* [DO THIS]
Pull every line containing the word "First" from the records.

* [RECORDS FOR THE TASK]
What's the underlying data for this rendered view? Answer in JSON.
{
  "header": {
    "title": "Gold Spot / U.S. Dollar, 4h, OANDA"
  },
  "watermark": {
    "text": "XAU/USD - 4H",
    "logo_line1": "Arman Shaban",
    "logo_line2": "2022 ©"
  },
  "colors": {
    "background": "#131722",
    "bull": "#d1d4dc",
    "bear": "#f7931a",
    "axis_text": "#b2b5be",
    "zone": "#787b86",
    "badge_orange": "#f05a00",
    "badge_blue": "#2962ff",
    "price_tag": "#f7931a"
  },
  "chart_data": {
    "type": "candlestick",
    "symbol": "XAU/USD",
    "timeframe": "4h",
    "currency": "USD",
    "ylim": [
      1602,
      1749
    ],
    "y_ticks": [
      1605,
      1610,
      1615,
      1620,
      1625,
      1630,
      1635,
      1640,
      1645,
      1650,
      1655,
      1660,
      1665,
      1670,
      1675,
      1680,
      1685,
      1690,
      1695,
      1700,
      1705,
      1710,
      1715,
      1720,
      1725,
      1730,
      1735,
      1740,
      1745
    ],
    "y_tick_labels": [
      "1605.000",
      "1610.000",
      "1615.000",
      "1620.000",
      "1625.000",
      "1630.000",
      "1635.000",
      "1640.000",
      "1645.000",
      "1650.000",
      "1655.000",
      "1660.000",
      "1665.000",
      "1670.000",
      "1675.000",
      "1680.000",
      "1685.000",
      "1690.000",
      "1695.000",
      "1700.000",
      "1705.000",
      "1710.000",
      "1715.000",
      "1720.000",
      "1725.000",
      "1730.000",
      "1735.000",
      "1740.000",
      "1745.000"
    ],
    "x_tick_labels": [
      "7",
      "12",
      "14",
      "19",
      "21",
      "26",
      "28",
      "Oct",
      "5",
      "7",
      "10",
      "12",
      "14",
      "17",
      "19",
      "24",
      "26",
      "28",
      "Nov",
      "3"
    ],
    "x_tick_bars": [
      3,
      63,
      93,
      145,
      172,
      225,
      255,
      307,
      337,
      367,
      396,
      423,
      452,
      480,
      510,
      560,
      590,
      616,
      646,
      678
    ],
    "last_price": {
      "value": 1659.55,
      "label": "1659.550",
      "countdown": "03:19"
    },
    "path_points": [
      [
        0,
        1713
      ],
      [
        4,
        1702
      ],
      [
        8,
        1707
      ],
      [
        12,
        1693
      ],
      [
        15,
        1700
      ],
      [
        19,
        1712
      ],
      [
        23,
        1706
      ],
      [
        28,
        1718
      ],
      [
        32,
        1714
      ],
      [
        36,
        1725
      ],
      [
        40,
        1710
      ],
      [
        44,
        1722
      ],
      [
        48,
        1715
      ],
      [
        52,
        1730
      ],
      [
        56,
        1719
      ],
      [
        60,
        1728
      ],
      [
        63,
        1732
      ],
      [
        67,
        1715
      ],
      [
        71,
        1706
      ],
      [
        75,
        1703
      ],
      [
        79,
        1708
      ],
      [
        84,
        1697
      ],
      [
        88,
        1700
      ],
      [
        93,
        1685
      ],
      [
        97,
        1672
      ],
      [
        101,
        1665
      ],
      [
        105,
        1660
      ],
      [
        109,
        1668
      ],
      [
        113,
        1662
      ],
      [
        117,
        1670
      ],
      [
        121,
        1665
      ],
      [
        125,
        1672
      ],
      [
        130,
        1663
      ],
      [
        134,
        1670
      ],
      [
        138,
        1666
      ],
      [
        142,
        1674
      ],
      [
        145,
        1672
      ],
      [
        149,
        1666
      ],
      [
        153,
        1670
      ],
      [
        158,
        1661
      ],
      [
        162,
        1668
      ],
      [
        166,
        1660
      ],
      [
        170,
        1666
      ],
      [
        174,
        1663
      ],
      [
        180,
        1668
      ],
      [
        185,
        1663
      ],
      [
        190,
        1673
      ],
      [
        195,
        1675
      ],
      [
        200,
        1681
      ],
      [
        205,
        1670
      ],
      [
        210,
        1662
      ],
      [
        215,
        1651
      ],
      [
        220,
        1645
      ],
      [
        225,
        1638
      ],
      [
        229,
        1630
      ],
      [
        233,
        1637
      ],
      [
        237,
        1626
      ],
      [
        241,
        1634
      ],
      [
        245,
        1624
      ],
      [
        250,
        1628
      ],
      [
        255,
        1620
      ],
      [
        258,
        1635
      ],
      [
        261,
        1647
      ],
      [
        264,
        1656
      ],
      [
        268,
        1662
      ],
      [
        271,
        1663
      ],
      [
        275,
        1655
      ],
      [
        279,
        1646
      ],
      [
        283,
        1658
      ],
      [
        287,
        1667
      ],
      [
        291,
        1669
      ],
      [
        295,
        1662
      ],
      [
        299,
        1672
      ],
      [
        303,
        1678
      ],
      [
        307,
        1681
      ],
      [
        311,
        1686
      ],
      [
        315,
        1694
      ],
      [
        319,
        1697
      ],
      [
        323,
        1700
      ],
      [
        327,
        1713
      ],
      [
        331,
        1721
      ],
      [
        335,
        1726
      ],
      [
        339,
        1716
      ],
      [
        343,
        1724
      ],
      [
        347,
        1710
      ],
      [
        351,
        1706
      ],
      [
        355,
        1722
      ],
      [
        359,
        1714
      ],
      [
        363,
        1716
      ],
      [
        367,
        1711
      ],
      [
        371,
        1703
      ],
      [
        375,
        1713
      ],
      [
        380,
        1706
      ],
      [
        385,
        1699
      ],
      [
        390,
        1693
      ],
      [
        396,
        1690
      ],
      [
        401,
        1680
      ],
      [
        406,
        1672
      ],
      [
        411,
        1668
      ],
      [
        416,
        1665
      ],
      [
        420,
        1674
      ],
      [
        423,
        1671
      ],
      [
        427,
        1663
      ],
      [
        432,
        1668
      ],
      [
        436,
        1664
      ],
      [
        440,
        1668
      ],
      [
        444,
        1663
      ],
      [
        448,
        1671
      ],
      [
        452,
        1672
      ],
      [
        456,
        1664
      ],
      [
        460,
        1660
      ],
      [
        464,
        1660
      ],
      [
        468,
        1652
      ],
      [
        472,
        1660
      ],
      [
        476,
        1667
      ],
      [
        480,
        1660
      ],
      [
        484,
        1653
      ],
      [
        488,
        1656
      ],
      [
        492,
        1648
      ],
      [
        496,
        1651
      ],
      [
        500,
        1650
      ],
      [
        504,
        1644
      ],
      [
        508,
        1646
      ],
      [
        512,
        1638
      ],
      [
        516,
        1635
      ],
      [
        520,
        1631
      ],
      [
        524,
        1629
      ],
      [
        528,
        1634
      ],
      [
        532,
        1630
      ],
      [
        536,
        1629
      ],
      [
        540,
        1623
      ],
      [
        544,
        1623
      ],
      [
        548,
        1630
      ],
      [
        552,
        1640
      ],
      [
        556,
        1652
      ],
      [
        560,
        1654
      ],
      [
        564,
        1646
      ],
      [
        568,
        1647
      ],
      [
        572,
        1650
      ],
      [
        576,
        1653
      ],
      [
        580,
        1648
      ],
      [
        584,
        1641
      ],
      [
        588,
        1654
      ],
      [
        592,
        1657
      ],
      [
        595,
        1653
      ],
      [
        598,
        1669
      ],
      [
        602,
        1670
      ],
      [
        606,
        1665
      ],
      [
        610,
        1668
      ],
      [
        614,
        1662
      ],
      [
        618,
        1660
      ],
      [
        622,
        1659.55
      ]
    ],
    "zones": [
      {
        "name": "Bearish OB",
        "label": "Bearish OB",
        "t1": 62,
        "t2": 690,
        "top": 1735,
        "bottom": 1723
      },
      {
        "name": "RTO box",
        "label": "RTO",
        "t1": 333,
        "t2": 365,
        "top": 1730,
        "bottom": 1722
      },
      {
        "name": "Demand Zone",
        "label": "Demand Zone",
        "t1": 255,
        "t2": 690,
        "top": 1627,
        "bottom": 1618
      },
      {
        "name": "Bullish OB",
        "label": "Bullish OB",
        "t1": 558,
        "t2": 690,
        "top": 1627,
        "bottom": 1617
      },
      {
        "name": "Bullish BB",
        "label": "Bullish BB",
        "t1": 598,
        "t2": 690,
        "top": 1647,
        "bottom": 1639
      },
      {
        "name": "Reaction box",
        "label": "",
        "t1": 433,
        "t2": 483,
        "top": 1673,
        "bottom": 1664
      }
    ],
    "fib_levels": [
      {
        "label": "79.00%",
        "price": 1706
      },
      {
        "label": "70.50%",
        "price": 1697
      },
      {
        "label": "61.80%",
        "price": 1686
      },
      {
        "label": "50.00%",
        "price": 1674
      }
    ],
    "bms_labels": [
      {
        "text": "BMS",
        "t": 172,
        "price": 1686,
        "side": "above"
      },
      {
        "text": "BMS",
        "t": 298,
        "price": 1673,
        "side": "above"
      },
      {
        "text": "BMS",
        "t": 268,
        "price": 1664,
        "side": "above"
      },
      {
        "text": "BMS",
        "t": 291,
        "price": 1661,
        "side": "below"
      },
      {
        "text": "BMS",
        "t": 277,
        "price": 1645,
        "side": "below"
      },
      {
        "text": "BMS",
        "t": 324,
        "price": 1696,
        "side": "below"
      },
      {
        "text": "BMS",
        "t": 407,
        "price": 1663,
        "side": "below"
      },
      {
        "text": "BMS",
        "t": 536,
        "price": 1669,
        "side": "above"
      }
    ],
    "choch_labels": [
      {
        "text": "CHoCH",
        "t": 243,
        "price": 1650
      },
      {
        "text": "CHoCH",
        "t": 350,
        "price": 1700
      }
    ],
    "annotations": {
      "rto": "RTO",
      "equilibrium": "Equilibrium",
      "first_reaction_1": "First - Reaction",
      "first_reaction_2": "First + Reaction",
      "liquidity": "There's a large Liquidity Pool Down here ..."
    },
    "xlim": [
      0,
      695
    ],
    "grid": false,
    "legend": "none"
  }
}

* [RESULT]
      "first_reaction_1": "First - Reaction",
      "first_reaction_2": "First + Reaction",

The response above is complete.